• [What is required]: Check every line of the material below for the string "JSON", and return the ones that have it.

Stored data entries
========
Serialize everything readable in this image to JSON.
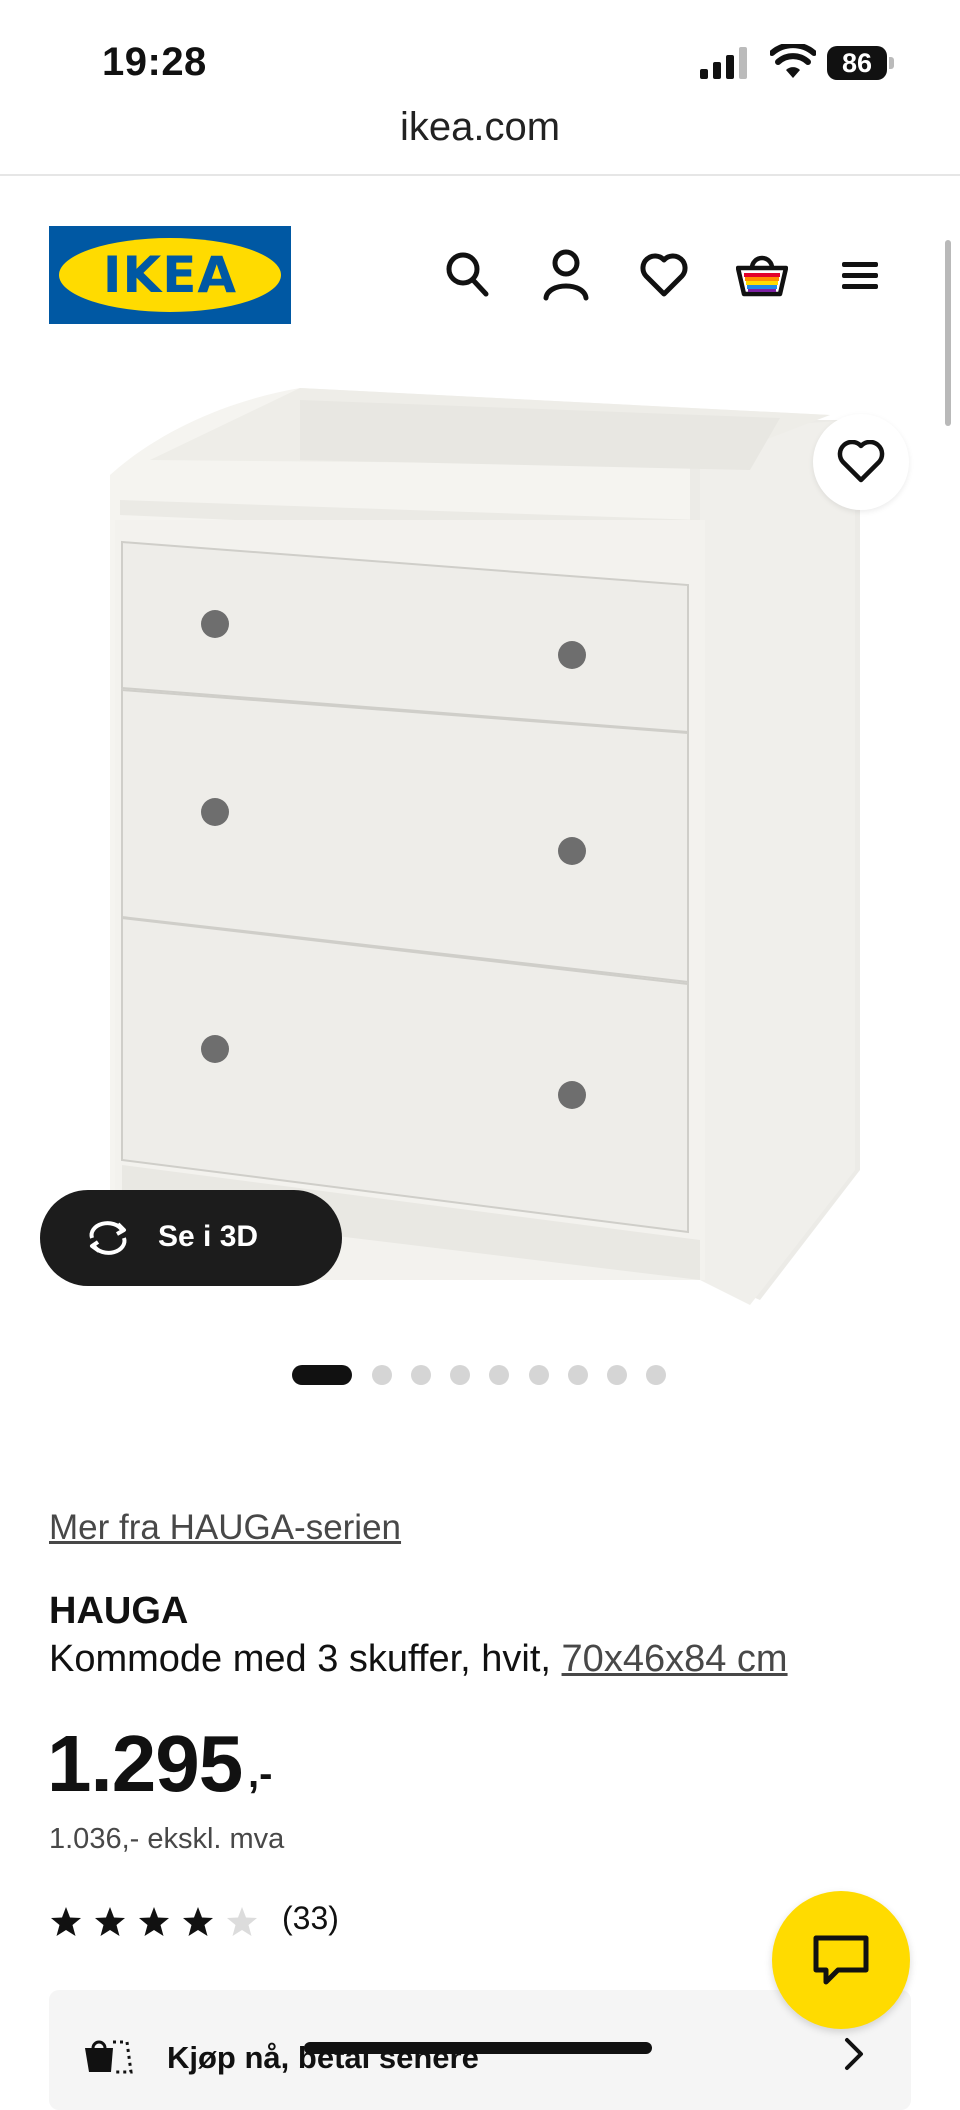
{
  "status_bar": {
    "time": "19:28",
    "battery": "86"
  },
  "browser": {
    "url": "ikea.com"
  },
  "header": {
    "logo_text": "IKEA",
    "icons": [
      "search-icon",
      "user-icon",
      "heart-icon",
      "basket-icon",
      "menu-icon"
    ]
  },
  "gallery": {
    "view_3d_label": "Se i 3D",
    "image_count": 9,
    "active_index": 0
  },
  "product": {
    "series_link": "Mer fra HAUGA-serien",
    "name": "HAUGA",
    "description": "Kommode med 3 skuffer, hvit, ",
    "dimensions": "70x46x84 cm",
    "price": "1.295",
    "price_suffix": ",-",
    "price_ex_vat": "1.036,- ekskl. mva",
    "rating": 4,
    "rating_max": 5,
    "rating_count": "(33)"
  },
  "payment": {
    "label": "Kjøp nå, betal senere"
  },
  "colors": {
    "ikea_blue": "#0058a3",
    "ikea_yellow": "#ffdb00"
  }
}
========
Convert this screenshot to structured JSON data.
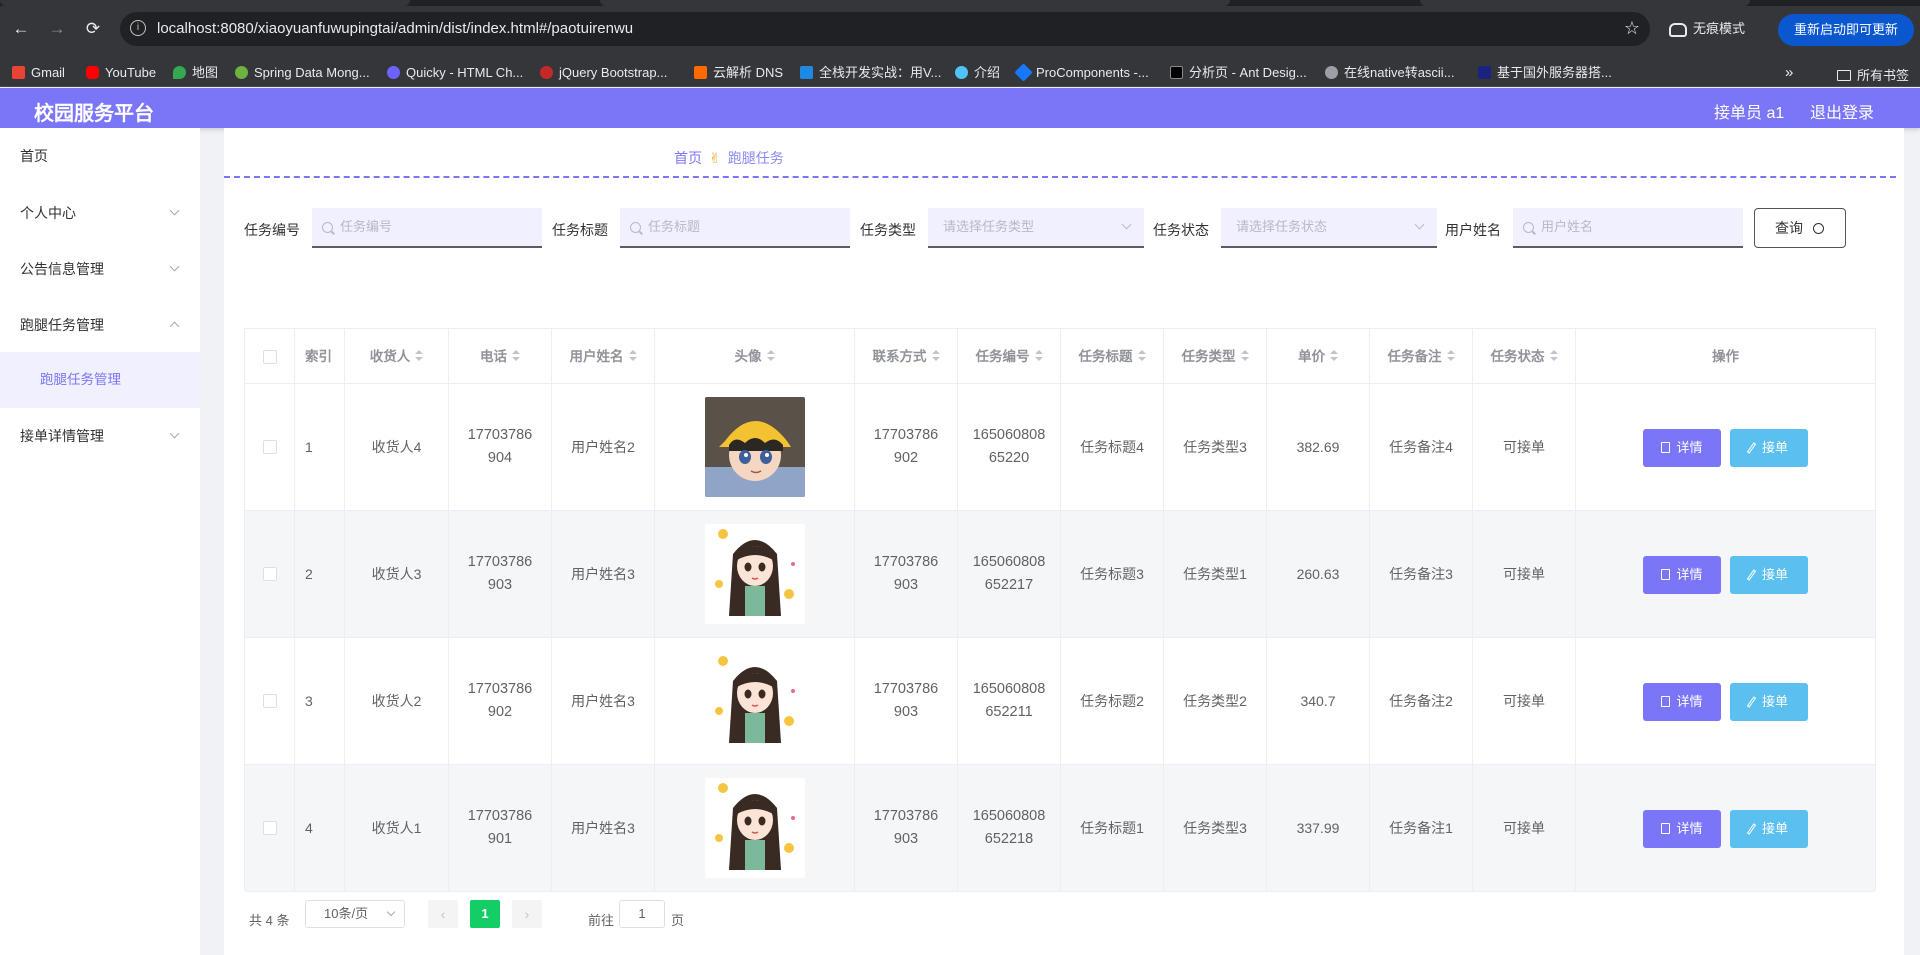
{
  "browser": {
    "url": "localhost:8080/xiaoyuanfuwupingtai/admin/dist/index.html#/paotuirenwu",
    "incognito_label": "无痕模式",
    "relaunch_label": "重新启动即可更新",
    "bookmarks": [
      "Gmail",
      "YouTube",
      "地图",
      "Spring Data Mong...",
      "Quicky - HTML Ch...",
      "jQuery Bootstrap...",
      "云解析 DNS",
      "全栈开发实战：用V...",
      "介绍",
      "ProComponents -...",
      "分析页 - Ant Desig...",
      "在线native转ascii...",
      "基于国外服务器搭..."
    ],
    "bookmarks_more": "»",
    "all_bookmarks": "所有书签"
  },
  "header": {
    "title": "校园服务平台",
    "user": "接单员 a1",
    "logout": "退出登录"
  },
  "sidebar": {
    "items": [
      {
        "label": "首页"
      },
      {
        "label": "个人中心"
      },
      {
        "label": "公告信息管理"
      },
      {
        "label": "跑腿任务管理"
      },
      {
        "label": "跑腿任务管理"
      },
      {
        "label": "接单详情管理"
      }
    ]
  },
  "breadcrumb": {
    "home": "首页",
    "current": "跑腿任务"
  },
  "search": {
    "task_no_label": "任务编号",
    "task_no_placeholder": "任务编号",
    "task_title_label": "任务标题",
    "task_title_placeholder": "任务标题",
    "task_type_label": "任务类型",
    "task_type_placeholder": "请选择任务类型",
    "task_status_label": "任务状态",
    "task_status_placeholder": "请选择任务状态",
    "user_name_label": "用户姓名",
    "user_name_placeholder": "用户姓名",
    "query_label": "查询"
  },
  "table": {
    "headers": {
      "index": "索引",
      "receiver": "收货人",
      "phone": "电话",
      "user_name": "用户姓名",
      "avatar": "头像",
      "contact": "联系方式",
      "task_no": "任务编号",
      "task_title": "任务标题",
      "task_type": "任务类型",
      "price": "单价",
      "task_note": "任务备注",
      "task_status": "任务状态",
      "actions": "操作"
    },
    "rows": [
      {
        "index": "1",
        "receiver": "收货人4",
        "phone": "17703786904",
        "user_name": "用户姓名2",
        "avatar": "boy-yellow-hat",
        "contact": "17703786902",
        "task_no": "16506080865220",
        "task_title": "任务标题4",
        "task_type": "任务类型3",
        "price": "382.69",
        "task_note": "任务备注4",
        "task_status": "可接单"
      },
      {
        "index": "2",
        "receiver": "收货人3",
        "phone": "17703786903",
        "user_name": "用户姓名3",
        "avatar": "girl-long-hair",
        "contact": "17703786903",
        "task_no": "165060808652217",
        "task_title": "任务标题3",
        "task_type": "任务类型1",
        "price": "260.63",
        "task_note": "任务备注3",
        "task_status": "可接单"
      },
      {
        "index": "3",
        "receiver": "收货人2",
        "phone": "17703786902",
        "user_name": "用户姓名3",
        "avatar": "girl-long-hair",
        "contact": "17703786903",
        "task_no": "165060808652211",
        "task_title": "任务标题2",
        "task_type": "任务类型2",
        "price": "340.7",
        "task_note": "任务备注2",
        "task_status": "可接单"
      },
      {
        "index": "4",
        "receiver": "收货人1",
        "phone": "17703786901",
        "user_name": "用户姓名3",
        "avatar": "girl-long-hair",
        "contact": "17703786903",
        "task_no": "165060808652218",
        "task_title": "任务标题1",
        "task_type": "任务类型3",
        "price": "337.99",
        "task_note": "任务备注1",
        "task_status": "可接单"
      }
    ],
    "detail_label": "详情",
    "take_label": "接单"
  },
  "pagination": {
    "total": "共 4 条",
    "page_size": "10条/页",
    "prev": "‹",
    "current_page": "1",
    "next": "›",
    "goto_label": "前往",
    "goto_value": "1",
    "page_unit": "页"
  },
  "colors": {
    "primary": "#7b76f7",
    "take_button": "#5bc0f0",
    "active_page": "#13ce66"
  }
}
========
• [Correct response]:
Serialize everything readable in this image to JSON.
Convert this screenshot to structured JSON data.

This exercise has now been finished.